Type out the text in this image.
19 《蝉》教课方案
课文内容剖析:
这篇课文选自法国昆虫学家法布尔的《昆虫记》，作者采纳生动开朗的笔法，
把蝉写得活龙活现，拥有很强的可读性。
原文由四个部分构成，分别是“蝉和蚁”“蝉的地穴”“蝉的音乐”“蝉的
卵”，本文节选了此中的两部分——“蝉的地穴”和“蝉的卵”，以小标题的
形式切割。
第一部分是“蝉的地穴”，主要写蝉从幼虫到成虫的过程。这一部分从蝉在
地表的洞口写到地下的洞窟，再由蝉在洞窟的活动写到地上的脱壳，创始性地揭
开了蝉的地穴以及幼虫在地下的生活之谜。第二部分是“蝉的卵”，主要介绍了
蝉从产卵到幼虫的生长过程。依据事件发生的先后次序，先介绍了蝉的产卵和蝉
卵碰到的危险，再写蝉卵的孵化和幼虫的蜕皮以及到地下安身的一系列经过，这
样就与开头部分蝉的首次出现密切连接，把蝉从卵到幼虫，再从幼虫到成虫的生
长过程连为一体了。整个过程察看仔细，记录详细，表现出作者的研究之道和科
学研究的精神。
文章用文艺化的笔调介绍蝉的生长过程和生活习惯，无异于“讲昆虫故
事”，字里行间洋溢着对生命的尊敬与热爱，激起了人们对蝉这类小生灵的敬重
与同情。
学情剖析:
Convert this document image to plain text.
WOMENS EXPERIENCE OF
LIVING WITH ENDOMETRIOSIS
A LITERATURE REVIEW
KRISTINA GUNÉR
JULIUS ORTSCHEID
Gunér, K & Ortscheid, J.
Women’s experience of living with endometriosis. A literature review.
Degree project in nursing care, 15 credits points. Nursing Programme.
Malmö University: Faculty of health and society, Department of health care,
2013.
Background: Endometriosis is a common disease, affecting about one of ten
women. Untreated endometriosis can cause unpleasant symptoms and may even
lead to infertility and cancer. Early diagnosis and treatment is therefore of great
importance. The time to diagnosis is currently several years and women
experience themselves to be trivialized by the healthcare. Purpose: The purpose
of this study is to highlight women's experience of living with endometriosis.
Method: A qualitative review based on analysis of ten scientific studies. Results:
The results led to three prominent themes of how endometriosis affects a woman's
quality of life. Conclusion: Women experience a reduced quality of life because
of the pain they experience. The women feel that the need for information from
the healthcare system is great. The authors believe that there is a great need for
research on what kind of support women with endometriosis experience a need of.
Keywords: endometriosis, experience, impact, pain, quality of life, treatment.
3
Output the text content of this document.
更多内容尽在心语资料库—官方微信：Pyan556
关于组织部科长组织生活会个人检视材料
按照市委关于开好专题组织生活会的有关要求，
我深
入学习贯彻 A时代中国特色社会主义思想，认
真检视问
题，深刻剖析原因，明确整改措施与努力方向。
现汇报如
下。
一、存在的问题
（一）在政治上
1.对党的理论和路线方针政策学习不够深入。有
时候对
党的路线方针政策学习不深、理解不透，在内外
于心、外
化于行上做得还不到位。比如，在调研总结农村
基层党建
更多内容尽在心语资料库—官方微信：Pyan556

········

OBJECTIVE >> Print all of the entries exactly as they are written.

EXERCISE RESPONSE >>
Type out the text in this image.
19 《蝉》教课方案
课文内容剖析:
这篇课文选自法国昆虫学家法布尔的《昆虫记》，作者采纳生动开朗的笔法，
把蝉写得活龙活现，拥有很强的可读性。
原文由四个部分构成，分别是“蝉和蚁”“蝉的地穴”“蝉的音乐”“蝉的
卵”，本文节选了此中的两部分——“蝉的地穴”和“蝉的卵”，以小标题的
形式切割。
第一部分是“蝉的地穴”，主要写蝉从幼虫到成虫的过程。这一部分从蝉在
地表的洞口写到地下的洞窟，再由蝉在洞窟的活动写到地上的脱壳，创始性地揭
开了蝉的地穴以及幼虫在地下的生活之谜。第二部分是“蝉的卵”，主要介绍了
蝉从产卵到幼虫的生长过程。依据事件发生的先后次序，先介绍了蝉的产卵和蝉
卵碰到的危险，再写蝉卵的孵化和幼虫的蜕皮以及到地下安身的一系列经过，这
样就与开头部分蝉的首次出现密切连接，把蝉从卵到幼虫，再从幼虫到成虫的生
长过程连为一体了。整个过程察看仔细，记录详细，表现出作者的研究之道和科
学研究的精神。
文章用文艺化的笔调介绍蝉的生长过程和生活习惯，无异于“讲昆虫故
事”，字里行间洋溢着对生命的尊敬与热爱，激起了人们对蝉这类小生灵的敬重
与同情。
学情剖析:
Convert this document image to plain text.
WOMENS EXPERIENCE OF
LIVING WITH ENDOMETRIOSIS
A LITERATURE REVIEW
KRISTINA GUNÉR
JULIUS ORTSCHEID
Gunér, K & Ortscheid, J.
Women’s experience of living with endometriosis. A literature review.
Degree project in nursing care, 15 credits points. Nursing Programme.
Malmö University: Faculty of health and society, Department of health care,
2013.
Background: Endometriosis is a common disease, affecting about one of ten
women. Untreated endometriosis can cause unpleasant symptoms and may even
lead to infertility and cancer. Early diagnosis and treatment is therefore of great
importance. The time to diagnosis is currently several years and women
experience themselves to be trivialized by the healthcare. Purpose: The purpose
of this study is to highlight women's experience of living with endometriosis.
Method: A qualitative review based on analysis of ten scientific studies. Results:
The results led to three prominent themes of how endometriosis affects a woman's
quality of life. Conclusion: Women experience a reduced quality of life because
of the pain they experience. The women feel that the need for information from
the healthcare system is great. The authors believe that there is a great need for
research on what kind of support women with endometriosis experience a need of.
Keywords: endometriosis, experience, impact, pain, quality of life, treatment.
3
Output the text content of this document.
更多内容尽在心语资料库—官方微信：Pyan556
关于组织部科长组织生活会个人检视材料
按照市委关于开好专题组织生活会的有关要求，
我深
入学习贯彻 A时代中国特色社会主义思想，认
真检视问
题，深刻剖析原因，明确整改措施与努力方向。
现汇报如
下。
一、存在的问题
（一）在政治上
1.对党的理论和路线方针政策学习不够深入。有
时候对
党的路线方针政策学习不深、理解不透，在内外
于心、外
化于行上做得还不到位。比如，在调研总结农村
基层党建
更多内容尽在心语资料库—官方微信：Pyan556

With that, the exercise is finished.